### WRITTEN INSTRUCTION
Each line containing the word "screenshot" needs to be copied.

===

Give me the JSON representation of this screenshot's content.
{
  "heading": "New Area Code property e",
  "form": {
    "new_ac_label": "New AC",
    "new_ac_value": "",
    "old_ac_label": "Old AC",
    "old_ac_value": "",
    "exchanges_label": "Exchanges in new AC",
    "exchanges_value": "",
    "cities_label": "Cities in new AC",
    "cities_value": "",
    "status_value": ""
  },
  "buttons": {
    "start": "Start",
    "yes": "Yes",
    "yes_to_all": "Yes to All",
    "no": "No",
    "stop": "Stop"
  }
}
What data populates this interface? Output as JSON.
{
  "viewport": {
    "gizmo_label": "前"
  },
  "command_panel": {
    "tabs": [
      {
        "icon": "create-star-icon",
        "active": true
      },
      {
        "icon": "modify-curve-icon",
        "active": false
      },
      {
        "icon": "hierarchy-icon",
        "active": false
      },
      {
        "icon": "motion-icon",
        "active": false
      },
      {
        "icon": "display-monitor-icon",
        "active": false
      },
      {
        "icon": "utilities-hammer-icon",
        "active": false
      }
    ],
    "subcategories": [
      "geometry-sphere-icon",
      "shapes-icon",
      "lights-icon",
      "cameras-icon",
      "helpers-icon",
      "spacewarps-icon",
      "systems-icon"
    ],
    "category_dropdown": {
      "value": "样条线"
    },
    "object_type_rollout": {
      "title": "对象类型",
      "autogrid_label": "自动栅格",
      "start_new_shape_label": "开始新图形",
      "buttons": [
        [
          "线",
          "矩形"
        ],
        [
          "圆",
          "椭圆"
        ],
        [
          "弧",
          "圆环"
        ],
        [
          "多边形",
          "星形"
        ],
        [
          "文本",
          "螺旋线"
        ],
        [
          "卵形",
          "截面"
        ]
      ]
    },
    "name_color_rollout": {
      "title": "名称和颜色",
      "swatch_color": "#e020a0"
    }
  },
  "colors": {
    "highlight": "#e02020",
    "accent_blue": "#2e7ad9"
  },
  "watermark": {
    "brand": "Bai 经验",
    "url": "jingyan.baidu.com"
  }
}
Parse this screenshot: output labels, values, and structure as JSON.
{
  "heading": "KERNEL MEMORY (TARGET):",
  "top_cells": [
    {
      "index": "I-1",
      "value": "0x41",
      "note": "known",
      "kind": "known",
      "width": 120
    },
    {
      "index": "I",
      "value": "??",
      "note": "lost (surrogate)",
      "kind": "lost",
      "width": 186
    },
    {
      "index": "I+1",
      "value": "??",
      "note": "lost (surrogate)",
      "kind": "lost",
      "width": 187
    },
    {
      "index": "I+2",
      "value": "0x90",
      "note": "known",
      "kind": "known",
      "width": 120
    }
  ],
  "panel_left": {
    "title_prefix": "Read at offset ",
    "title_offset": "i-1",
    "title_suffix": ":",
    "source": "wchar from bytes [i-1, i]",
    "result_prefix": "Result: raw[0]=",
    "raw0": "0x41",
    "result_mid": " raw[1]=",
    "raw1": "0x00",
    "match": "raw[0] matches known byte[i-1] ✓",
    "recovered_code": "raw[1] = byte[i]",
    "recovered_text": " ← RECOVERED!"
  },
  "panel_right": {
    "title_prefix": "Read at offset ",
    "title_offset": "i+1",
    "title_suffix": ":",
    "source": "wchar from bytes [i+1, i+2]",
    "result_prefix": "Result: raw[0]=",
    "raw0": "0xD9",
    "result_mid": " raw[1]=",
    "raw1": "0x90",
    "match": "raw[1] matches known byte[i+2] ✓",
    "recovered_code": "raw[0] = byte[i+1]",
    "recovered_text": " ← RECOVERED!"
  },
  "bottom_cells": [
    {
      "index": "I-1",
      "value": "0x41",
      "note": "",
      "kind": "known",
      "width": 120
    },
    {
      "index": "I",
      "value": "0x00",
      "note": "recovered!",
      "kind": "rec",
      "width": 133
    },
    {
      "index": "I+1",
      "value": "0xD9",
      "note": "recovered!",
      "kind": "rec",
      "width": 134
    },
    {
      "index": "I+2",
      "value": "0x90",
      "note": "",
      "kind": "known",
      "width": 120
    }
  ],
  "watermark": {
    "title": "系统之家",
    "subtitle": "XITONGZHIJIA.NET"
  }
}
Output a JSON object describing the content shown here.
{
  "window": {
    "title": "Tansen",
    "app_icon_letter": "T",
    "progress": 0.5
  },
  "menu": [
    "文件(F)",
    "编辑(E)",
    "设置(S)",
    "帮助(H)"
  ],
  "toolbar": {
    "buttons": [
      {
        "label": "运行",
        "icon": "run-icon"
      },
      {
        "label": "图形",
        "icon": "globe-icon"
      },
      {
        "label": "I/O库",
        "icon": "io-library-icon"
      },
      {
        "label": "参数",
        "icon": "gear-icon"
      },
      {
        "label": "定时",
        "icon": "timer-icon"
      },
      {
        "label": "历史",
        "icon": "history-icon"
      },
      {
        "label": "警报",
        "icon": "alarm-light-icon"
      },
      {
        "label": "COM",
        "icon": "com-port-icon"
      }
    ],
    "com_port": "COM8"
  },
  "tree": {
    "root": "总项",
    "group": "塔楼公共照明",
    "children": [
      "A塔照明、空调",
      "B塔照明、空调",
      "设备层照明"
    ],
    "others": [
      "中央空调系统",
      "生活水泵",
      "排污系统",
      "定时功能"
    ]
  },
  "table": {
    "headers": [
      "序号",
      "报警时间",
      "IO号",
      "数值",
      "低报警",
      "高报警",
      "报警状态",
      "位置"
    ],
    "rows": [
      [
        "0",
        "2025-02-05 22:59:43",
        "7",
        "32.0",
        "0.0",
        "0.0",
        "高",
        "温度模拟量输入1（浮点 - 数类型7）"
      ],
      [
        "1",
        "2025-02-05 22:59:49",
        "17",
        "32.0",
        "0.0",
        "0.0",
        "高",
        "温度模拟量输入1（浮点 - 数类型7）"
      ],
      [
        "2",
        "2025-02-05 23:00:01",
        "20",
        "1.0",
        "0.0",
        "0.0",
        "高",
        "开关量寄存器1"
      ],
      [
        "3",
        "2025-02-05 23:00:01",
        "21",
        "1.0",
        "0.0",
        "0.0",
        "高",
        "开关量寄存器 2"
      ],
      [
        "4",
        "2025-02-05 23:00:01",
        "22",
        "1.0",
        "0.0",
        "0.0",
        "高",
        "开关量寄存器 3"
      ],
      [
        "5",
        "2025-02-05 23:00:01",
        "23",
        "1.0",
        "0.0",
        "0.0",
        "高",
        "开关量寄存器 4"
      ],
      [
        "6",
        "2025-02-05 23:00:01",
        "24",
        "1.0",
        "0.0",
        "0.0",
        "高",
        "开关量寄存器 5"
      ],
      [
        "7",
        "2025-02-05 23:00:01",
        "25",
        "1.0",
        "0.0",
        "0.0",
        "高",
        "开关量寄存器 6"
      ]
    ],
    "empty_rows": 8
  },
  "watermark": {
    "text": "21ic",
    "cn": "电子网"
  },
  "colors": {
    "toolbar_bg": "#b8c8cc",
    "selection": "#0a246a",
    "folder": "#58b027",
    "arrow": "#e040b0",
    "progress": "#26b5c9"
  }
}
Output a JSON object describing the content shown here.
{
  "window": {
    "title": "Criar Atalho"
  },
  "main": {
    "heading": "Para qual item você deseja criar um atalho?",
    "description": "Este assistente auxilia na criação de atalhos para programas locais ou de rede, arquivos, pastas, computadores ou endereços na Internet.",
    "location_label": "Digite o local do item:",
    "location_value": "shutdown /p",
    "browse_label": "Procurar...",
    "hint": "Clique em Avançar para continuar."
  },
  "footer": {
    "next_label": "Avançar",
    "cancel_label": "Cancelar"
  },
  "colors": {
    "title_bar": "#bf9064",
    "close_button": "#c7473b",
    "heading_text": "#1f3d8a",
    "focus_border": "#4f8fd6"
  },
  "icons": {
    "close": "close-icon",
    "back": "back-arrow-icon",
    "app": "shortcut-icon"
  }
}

===

### OUTPUT BELOW
Give me the JSON representation of this screenshot's content.
Parse this screenshot: output labels, values, and structure as JSON.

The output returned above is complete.